## Exercise prompt
Extract every line starting at the line that contains "What data populates" and ending with the final line of the data, inclusive; give only those lines, word for word.
--*--
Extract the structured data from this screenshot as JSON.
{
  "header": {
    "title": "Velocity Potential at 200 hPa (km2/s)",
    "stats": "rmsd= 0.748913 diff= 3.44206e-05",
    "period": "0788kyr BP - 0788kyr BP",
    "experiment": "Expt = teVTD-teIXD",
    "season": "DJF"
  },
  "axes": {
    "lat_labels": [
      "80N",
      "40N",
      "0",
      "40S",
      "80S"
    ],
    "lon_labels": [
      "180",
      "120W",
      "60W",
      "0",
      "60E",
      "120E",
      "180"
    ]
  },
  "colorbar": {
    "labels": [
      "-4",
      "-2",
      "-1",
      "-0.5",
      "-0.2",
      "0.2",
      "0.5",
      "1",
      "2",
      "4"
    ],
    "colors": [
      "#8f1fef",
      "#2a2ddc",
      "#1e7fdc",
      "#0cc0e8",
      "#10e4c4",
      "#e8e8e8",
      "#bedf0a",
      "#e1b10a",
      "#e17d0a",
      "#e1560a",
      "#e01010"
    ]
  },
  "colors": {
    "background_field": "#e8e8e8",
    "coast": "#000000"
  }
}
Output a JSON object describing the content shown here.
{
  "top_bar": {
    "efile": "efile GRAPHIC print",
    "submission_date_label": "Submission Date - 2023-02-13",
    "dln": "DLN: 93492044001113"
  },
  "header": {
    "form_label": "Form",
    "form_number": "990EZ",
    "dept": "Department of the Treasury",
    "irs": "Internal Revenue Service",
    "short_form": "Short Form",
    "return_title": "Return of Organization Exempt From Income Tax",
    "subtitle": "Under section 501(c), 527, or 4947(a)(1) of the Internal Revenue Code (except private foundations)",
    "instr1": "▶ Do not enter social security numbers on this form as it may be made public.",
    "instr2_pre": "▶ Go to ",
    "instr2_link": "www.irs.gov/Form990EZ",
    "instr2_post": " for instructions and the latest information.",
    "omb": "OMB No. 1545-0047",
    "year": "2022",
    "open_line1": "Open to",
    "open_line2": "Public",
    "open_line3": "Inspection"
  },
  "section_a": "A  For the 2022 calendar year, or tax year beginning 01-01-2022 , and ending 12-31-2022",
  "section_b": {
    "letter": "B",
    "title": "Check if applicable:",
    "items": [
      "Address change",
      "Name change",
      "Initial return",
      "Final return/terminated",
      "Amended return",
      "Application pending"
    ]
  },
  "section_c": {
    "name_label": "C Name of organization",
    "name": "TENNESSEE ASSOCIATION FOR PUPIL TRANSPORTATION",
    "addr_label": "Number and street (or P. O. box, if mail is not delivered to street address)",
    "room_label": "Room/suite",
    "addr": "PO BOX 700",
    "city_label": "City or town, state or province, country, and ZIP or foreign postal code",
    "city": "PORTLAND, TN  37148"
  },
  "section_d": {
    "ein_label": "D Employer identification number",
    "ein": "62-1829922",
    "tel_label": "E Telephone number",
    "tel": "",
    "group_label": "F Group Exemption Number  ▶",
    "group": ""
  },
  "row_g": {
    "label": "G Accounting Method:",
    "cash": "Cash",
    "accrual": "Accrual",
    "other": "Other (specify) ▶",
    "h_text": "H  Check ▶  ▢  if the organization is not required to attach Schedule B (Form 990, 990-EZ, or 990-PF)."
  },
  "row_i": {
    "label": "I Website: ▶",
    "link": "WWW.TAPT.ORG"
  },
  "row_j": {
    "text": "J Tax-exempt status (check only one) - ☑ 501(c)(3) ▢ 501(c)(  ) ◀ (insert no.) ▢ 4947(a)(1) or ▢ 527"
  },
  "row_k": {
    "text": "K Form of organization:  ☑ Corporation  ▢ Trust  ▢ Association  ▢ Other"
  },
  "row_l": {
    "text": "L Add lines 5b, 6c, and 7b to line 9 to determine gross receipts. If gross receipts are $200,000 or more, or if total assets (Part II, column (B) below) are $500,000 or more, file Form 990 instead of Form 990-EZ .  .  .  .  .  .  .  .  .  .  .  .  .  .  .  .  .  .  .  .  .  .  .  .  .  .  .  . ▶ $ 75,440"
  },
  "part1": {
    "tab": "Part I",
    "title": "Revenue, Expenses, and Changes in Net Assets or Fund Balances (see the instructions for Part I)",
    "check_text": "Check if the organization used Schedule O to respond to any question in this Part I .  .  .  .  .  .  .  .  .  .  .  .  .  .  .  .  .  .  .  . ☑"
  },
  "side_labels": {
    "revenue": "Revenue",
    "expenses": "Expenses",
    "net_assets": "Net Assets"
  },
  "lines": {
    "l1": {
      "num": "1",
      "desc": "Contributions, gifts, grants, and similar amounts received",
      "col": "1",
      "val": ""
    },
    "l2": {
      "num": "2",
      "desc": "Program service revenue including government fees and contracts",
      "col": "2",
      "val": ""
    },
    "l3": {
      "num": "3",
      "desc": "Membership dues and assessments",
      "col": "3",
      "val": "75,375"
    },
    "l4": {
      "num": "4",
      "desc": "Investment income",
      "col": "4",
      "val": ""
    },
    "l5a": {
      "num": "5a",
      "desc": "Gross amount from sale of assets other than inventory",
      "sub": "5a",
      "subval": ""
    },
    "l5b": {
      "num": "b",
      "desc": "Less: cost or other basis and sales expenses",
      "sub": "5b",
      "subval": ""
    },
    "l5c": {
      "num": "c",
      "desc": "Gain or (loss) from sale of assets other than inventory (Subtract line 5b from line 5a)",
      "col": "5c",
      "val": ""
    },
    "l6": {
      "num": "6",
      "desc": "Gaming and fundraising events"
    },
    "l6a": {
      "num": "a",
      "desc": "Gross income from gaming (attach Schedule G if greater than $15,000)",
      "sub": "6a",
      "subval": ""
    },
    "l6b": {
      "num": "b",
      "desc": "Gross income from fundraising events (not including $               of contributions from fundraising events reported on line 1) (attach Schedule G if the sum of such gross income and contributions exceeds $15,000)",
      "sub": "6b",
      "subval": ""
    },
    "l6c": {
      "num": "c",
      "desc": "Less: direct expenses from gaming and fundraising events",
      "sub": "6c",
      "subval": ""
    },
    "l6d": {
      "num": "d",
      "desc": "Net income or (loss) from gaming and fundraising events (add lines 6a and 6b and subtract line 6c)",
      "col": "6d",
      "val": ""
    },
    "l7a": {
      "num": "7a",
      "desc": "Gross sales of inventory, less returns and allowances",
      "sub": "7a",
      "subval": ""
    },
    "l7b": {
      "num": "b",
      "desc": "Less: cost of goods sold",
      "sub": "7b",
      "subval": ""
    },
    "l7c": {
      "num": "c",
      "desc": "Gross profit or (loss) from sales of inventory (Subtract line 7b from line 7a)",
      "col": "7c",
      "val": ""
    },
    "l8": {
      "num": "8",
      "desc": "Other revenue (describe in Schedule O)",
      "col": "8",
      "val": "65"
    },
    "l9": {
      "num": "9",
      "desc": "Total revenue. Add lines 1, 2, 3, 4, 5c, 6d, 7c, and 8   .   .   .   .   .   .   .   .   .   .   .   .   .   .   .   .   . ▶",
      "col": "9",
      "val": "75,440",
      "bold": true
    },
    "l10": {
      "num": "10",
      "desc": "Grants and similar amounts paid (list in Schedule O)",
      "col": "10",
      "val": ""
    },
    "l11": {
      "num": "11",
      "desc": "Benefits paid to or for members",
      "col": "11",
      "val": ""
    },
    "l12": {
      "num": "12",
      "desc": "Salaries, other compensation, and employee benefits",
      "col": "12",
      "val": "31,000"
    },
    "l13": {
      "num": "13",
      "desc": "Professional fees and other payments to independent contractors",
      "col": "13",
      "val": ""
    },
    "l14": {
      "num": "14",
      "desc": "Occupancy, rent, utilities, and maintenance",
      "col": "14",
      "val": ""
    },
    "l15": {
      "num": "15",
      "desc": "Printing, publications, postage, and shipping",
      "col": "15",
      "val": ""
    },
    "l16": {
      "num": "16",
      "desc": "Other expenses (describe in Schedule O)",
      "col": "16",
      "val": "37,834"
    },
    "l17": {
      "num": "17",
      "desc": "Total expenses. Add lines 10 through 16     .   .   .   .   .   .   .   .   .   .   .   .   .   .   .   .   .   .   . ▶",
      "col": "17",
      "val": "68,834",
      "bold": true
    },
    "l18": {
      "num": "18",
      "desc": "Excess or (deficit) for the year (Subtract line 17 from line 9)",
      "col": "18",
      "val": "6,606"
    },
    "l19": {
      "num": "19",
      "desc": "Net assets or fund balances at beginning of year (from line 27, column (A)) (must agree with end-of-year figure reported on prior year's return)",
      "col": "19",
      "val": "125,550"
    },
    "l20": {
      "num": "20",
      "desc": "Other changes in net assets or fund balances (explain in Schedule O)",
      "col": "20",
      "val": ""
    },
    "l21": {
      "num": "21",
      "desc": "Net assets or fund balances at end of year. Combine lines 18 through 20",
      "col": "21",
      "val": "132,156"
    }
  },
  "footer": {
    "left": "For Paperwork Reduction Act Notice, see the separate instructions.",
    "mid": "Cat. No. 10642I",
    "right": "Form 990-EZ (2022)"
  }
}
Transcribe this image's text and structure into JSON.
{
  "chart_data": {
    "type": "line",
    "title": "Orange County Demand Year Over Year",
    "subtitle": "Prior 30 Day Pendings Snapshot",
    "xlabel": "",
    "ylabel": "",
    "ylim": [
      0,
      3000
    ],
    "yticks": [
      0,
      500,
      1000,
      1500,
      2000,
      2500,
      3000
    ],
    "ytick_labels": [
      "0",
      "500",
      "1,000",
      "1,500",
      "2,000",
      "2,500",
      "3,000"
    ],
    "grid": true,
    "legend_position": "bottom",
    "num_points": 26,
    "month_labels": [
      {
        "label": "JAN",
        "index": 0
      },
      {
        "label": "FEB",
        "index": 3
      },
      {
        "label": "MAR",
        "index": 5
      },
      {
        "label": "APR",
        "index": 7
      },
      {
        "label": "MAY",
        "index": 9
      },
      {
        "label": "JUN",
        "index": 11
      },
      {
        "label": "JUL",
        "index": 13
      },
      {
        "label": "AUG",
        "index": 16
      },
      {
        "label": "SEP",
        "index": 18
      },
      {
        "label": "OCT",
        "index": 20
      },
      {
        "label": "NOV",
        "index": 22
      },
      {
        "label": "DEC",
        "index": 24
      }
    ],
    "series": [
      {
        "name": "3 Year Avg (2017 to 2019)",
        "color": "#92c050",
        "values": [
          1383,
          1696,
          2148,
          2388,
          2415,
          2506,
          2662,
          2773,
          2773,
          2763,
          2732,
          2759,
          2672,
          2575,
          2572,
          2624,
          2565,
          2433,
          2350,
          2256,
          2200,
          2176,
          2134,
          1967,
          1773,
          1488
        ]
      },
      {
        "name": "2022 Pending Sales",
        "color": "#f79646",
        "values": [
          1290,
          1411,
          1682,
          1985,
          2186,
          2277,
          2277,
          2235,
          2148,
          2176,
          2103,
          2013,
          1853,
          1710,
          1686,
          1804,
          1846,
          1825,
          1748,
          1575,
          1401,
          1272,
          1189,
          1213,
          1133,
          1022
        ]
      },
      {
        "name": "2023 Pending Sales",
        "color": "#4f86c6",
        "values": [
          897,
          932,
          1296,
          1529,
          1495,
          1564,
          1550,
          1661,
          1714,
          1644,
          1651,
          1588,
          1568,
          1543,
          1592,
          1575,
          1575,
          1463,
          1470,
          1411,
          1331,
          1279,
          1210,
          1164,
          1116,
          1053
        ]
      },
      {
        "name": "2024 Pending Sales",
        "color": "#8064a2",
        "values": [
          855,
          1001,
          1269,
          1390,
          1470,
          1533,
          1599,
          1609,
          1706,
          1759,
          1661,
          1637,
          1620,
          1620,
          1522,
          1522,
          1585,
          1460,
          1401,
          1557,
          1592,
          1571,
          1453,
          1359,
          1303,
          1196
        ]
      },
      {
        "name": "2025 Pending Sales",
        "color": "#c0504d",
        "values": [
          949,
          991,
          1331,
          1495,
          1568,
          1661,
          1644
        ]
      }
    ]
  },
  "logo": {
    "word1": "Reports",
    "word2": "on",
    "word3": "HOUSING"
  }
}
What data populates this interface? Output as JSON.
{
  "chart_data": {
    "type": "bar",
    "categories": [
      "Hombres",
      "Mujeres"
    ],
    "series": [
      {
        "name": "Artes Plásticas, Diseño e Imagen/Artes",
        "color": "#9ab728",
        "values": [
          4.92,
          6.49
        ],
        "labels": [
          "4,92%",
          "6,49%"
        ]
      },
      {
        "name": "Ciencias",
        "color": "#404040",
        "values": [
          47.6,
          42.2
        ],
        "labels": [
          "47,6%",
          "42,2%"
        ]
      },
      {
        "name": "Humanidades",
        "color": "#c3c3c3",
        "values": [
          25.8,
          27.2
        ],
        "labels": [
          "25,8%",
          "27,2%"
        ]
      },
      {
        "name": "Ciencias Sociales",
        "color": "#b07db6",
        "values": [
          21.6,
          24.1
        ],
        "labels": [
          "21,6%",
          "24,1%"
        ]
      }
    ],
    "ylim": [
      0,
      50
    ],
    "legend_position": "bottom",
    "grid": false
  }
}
--*--
## Answer to the exercise
What data populates this interface? Output as JSON.
{
  "chart_data": {
    "type": "bar",
    "categories": [
      "Hombres",
      "Mujeres"
    ],
    "series": [
      {
        "name": "Artes Plásticas, Diseño e Imagen/Artes",
        "color": "#9ab728",
        "values": [
          4.92,
          6.49
        ],
        "labels": [
          "4,92%",
          "6,49%"
        ]
      },
      {
        "name": "Ciencias",
        "color": "#404040",
        "values": [
          47.6,
          42.2
        ],
        "labels": [
          "47,6%",
          "42,2%"
        ]
      },
      {
        "name": "Humanidades",
        "color": "#c3c3c3",
        "values": [
          25.8,
          27.2
        ],
        "labels": [
          "25,8%",
          "27,2%"
        ]
      },
      {
        "name": "Ciencias Sociales",
        "color": "#b07db6",
        "values": [
          21.6,
          24.1
        ],
        "labels": [
          "21,6%",
          "24,1%"
        ]
      }
    ],
    "ylim": [
      0,
      50
    ],
    "legend_position": "bottom",
    "grid": false
  }
}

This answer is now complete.